Copy out every line of the material below word for word, leaving out the pictures.

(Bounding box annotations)
* begin *

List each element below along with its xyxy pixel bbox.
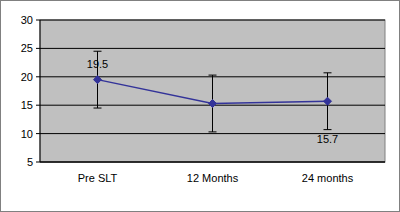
data-label: 15.7 [317,133,338,145]
category-label: 12 Months [187,172,239,184]
tick-label: 10 [21,128,33,140]
tick-mark [36,20,40,21]
chart-border [1,1,400,212]
tick-label: 25 [21,42,33,54]
tick-mark [36,48,40,49]
tick-label: 30 [21,14,33,26]
data-label: 19.5 [87,58,108,70]
error-bar [324,73,332,130]
error-bar [209,75,217,132]
tick-mark [36,76,40,77]
chart-container: 5 10 15 20 25 30 Pre SLT 12 Months 24 months 19.5… [0,0,400,212]
category-label: Pre SLT [78,172,118,184]
error-bar-cap [324,72,332,73]
x-axis [40,162,385,163]
tick-mark [36,133,40,134]
grid-line [40,48,385,49]
tick-label: 15 [21,99,33,111]
marker [209,99,217,107]
tick-mark [36,105,40,106]
error-bar-cap [94,51,102,52]
error-bar-cap [209,75,217,76]
marker [94,76,102,84]
tick-label: 5 [27,156,33,168]
marker [324,97,332,105]
tick-mark [36,162,40,163]
grid-line [40,20,385,21]
chart-svg: 5 10 15 20 25 30 Pre SLT 12 Months 24 months 19.5… [0,0,400,212]
category-label: 24 months [302,172,354,184]
tick-label: 20 [21,71,33,83]
y-axis [40,20,41,162]
error-bar-cap [94,108,102,109]
error-bar-cap [209,131,217,132]
plot-area [40,20,385,162]
marks [94,51,332,132]
grid-line [40,162,385,163]
error-bar-cap [324,129,332,130]
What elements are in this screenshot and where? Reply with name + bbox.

* end *

__Solution__.
List each element below along with its xyxy pixel bbox.
data-label: 15.7 [317,133,338,145]
category-label: 12 Months [187,172,239,184]
tick-label: 10 [21,128,33,140]
tick-mark [36,20,40,21]
chart-border [1,1,400,212]
tick-label: 25 [21,42,33,54]
tick-mark [36,48,40,49]
tick-label: 30 [21,14,33,26]
data-label: 19.5 [87,58,108,70]
error-bar [324,73,332,130]
error-bar [209,75,217,132]
tick-mark [36,76,40,77]
chart-container: 5 10 15 20 25 30 Pre SLT 12 Months 24 months 19.5… [0,0,400,212]
category-label: Pre SLT [78,172,118,184]
error-bar-cap [324,72,332,73]
x-axis [40,162,385,163]
tick-mark [36,133,40,134]
grid-line [40,48,385,49]
tick-label: 15 [21,99,33,111]
marker [209,99,217,107]
tick-mark [36,105,40,106]
error-bar-cap [94,51,102,52]
error-bar-cap [209,75,217,76]
marker [94,76,102,84]
tick-label: 5 [27,156,33,168]
marker [324,97,332,105]
tick-mark [36,162,40,163]
grid-line [40,20,385,21]
chart-svg: 5 10 15 20 25 30 Pre SLT 12 Months 24 months 19.5… [0,0,400,212]
category-label: 24 months [302,172,354,184]
tick-label: 20 [21,71,33,83]
y-axis [40,20,41,162]
error-bar-cap [94,108,102,109]
error-bar-cap [209,131,217,132]
plot-area [40,20,385,162]
marks [94,51,332,132]
grid-line [40,162,385,163]
error-bar-cap [324,129,332,130]
What elements are in this screenshot and where? Reply with name + bbox.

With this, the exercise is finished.